* _DIRECTIONS FOR THIS TASK_: How many of the lines that follow contain the word "Professor"? Give only the number.
+++ LISTING
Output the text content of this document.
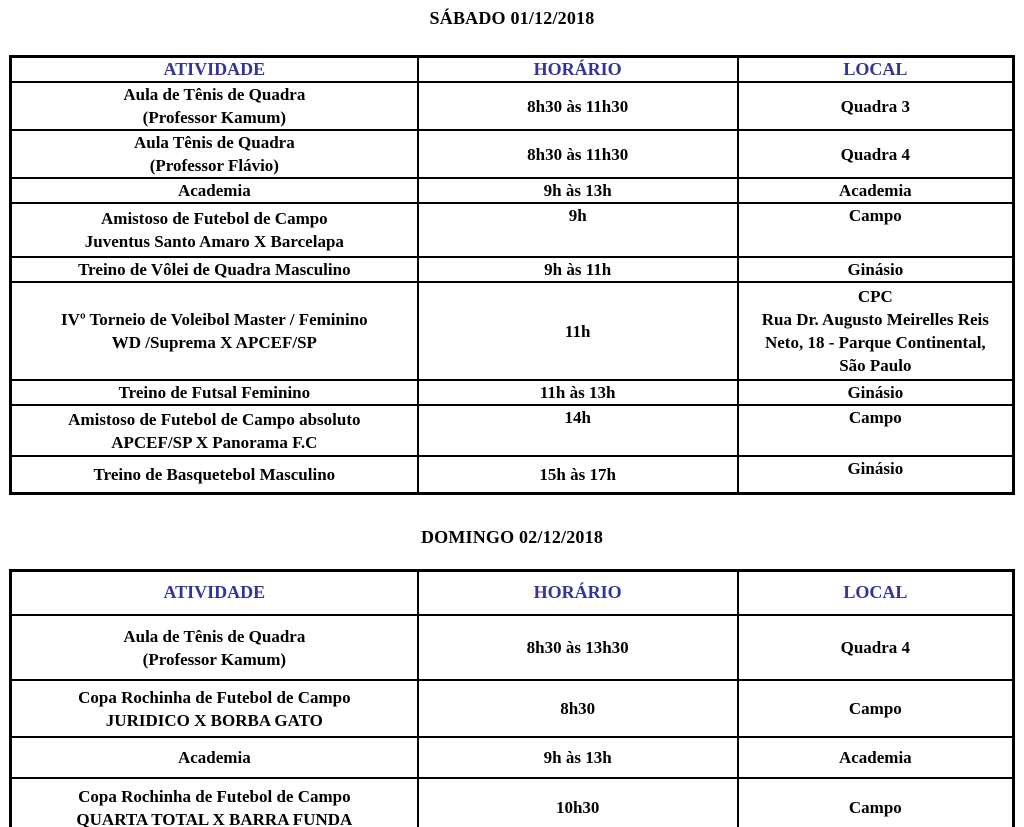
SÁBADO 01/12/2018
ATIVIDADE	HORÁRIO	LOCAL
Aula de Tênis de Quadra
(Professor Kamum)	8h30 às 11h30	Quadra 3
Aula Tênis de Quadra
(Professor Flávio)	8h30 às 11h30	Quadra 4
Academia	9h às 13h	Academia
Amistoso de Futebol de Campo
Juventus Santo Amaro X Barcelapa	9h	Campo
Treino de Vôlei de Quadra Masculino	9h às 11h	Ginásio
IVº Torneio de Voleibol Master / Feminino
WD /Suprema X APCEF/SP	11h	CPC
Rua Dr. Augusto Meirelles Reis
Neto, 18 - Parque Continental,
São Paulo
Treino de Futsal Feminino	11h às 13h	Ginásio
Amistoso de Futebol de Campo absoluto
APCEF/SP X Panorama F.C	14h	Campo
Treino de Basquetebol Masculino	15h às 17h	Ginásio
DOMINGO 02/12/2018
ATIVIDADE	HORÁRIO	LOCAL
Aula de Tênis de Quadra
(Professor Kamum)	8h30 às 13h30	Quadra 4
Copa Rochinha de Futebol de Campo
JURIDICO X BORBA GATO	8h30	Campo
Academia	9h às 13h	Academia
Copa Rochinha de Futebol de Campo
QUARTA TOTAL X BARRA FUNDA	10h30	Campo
++++++
+++ LISTING
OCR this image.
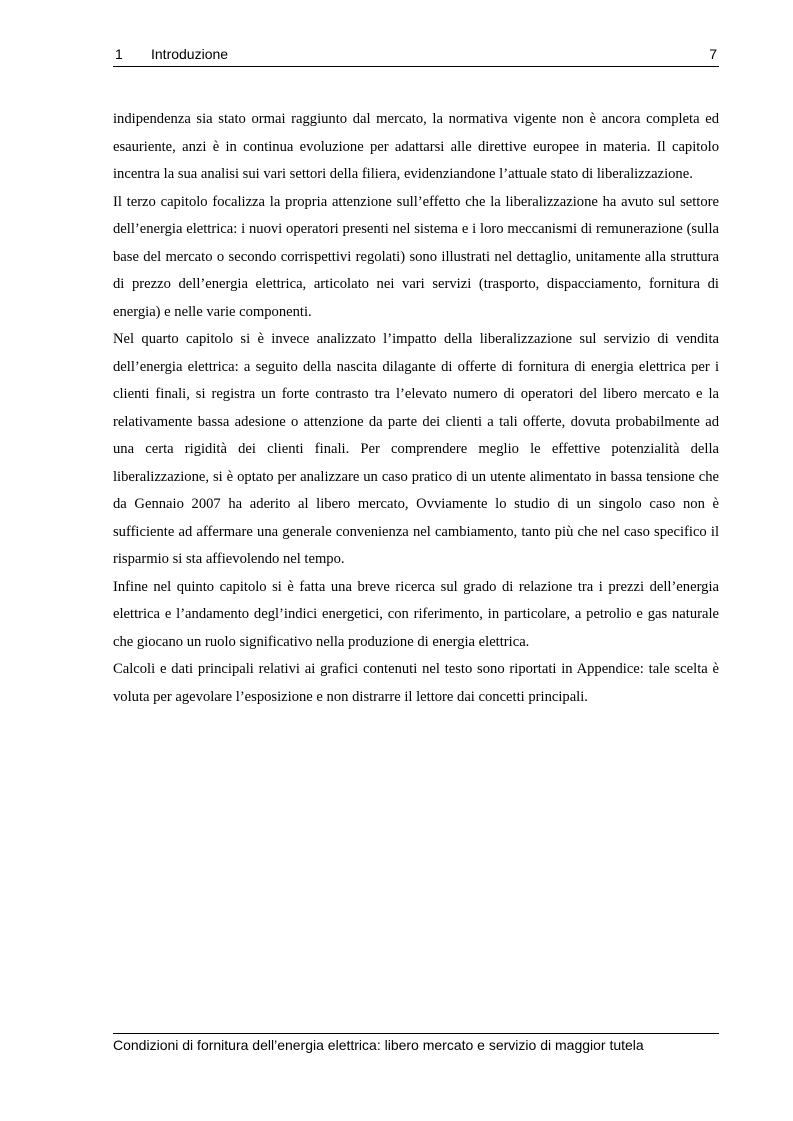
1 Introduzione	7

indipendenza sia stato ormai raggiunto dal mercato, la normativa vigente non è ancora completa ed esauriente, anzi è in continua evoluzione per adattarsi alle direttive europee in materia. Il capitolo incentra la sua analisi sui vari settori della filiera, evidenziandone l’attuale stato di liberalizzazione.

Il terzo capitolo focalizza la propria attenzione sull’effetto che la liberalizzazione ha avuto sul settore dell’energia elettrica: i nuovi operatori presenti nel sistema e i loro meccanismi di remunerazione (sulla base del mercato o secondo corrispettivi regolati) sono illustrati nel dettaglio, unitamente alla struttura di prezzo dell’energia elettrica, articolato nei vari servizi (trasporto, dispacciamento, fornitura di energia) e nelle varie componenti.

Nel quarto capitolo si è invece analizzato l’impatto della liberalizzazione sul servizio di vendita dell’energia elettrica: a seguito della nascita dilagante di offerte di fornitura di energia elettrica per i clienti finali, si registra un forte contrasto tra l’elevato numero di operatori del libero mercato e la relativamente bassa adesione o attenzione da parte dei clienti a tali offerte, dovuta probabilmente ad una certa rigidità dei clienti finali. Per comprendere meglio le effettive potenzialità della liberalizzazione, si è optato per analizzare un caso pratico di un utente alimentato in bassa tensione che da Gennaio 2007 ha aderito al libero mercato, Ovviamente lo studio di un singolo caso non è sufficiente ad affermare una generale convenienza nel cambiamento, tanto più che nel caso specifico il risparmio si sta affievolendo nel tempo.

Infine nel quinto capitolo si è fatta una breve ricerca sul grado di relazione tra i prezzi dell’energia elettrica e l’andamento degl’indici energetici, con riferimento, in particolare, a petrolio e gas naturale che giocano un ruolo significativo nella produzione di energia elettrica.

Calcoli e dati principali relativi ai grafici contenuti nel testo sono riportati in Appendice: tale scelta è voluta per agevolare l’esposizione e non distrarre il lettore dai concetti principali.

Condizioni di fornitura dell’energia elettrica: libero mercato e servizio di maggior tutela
++++++
+++ LISTING
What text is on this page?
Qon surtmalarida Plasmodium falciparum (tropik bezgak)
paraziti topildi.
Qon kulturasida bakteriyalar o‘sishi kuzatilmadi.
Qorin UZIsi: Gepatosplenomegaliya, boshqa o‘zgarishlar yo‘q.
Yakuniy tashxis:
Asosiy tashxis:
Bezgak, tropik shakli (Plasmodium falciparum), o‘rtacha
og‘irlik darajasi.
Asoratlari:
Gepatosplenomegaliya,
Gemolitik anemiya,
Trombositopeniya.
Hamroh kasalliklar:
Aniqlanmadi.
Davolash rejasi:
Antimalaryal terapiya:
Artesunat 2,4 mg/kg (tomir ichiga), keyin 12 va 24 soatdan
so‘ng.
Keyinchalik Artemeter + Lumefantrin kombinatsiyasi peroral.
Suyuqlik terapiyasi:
++++++
* _SOLVED PROBLEM_: 3